=== Problem statement ===
Reply with only the number of lines that contain the string "Modifier".

=== Data to process ===
====================
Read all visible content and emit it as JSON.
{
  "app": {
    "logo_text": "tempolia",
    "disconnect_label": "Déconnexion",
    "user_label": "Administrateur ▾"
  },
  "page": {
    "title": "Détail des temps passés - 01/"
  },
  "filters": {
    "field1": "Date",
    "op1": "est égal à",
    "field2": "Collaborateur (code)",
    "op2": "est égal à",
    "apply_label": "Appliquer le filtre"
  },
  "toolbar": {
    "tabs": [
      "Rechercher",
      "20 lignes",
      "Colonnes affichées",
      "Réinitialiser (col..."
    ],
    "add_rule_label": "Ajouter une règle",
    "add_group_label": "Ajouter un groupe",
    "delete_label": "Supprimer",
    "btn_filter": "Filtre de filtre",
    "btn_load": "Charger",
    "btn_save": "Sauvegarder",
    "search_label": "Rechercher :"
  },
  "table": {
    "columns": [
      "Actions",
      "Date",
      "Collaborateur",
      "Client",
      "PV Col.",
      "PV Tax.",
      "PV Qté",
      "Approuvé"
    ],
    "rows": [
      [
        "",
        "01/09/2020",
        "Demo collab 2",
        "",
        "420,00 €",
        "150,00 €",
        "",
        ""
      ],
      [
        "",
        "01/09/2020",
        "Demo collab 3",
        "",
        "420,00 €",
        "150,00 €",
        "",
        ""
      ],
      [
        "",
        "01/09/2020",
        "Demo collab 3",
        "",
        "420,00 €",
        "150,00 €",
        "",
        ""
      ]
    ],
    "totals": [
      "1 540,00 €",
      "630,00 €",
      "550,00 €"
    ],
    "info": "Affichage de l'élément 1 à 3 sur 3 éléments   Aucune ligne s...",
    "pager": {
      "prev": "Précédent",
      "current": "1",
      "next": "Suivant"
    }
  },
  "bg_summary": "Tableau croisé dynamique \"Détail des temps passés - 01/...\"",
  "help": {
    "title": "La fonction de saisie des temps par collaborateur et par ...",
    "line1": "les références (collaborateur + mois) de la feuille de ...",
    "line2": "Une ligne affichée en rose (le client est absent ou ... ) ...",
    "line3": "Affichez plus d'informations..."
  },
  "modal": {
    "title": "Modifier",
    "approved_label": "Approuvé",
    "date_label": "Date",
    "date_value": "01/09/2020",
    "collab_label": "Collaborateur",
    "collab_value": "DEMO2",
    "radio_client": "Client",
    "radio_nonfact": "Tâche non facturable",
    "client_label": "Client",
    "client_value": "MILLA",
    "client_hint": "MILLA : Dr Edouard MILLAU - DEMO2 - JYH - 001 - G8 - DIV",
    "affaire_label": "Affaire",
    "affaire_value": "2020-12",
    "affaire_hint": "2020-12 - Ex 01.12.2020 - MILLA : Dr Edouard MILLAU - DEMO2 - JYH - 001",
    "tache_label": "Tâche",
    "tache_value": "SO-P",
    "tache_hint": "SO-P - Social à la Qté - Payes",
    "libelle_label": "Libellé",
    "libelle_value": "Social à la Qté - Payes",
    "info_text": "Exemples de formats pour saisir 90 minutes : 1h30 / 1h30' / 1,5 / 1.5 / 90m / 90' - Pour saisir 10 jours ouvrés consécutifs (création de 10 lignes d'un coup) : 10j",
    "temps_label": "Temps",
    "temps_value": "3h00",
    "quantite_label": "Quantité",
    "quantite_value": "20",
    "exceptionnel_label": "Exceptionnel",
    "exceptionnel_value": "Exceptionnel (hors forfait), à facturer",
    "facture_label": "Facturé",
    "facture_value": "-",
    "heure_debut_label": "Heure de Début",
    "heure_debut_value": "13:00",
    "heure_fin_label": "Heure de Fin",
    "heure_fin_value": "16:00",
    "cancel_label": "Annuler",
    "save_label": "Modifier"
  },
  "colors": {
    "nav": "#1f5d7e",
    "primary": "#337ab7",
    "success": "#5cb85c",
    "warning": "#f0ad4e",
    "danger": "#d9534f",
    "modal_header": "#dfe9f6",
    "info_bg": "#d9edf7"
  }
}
====================
=== In response ===
2